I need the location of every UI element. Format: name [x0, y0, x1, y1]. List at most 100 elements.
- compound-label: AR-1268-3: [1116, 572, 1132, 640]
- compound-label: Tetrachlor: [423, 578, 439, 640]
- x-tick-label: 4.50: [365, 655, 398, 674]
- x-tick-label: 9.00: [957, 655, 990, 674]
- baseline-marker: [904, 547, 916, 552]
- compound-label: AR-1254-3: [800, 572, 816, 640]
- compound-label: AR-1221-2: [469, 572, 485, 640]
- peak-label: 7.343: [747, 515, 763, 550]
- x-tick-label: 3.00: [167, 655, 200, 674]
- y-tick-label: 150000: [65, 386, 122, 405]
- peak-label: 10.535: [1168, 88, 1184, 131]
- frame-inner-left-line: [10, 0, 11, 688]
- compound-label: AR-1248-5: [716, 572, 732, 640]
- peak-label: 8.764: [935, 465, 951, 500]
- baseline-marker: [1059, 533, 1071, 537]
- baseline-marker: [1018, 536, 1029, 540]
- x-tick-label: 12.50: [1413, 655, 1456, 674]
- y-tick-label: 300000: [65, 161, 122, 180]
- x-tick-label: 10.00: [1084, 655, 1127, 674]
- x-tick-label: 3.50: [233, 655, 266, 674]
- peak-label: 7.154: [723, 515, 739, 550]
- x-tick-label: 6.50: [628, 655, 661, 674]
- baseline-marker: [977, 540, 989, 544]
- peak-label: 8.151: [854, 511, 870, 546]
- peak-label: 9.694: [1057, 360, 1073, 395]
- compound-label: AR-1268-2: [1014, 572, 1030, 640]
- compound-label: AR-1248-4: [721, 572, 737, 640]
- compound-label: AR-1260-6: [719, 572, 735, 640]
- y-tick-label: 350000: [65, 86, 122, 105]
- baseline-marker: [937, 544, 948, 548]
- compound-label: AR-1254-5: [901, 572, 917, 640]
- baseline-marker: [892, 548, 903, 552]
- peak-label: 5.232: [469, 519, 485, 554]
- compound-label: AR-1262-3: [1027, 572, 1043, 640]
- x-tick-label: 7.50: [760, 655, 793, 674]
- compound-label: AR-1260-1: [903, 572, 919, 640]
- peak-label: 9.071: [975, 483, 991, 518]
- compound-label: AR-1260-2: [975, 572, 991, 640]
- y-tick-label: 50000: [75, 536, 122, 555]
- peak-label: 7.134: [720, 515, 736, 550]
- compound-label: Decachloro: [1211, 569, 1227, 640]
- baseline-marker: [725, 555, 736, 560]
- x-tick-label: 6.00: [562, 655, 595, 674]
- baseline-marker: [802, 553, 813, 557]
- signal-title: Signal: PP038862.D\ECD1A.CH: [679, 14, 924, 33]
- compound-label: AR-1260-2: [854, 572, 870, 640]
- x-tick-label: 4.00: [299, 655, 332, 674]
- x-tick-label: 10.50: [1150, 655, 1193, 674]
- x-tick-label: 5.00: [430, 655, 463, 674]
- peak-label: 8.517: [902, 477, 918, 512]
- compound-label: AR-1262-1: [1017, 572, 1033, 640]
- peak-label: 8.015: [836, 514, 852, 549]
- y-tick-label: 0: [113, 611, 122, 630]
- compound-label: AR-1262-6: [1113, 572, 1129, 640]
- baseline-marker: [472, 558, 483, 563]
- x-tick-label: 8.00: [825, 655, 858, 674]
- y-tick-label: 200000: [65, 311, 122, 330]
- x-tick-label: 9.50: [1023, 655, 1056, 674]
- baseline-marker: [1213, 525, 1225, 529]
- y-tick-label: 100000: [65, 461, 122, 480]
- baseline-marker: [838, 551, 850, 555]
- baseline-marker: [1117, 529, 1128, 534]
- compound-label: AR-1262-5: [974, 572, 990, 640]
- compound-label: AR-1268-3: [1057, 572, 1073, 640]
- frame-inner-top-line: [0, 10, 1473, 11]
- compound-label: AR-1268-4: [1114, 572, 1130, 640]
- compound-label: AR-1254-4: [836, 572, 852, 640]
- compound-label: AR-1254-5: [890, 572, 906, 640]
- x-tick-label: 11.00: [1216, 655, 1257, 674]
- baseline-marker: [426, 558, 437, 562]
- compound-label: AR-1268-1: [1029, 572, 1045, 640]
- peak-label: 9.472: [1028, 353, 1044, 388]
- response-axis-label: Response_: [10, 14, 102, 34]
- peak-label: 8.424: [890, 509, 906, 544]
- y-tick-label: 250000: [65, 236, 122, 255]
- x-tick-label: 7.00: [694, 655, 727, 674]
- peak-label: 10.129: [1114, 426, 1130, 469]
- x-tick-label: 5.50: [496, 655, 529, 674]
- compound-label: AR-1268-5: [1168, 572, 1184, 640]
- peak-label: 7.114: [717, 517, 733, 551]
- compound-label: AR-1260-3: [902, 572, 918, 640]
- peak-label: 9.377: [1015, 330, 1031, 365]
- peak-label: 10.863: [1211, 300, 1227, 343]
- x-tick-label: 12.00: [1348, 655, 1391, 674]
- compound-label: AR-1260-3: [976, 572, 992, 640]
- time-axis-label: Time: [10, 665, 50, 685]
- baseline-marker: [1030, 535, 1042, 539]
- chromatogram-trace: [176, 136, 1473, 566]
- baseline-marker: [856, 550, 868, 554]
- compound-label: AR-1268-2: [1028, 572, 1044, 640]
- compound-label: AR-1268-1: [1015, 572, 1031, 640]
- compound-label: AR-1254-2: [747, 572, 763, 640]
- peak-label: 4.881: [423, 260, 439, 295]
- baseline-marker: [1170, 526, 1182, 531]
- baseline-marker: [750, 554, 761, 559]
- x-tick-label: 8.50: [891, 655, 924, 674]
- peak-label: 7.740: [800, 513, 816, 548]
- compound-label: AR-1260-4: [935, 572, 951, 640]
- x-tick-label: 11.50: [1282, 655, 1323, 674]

┄┄┄┄┄┄┄┄┄┄┄┄┄┄┄┄┄┄┄┄

## What to do
Could you repeat the records above word for word, from their first line through the line containing "- baseline-marker: [892, 548, 903, 552]", with both ends included?

## Solution to the exercise
I need the location of every UI element. Format: name [x0, y0, x1, y1]. List at most 100 elements.
- compound-label: AR-1268-3: [1116, 572, 1132, 640]
- compound-label: Tetrachlor: [423, 578, 439, 640]
- x-tick-label: 4.50: [365, 655, 398, 674]
- x-tick-label: 9.00: [957, 655, 990, 674]
- baseline-marker: [904, 547, 916, 552]
- compound-label: AR-1254-3: [800, 572, 816, 640]
- compound-label: AR-1221-2: [469, 572, 485, 640]
- peak-label: 7.343: [747, 515, 763, 550]
- x-tick-label: 3.00: [167, 655, 200, 674]
- y-tick-label: 150000: [65, 386, 122, 405]
- peak-label: 10.535: [1168, 88, 1184, 131]
- frame-inner-left-line: [10, 0, 11, 688]
- compound-label: AR-1248-5: [716, 572, 732, 640]
- peak-label: 8.764: [935, 465, 951, 500]
- baseline-marker: [1059, 533, 1071, 537]
- baseline-marker: [1018, 536, 1029, 540]
- x-tick-label: 12.50: [1413, 655, 1456, 674]
- y-tick-label: 300000: [65, 161, 122, 180]
- x-tick-label: 10.00: [1084, 655, 1127, 674]
- x-tick-label: 3.50: [233, 655, 266, 674]
- peak-label: 7.154: [723, 515, 739, 550]
- x-tick-label: 6.50: [628, 655, 661, 674]
- baseline-marker: [977, 540, 989, 544]
- peak-label: 8.151: [854, 511, 870, 546]
- peak-label: 9.694: [1057, 360, 1073, 395]
- compound-label: AR-1268-2: [1014, 572, 1030, 640]
- compound-label: AR-1248-4: [721, 572, 737, 640]
- compound-label: AR-1260-6: [719, 572, 735, 640]
- y-tick-label: 350000: [65, 86, 122, 105]
- baseline-marker: [937, 544, 948, 548]
- compound-label: AR-1254-5: [901, 572, 917, 640]
- baseline-marker: [892, 548, 903, 552]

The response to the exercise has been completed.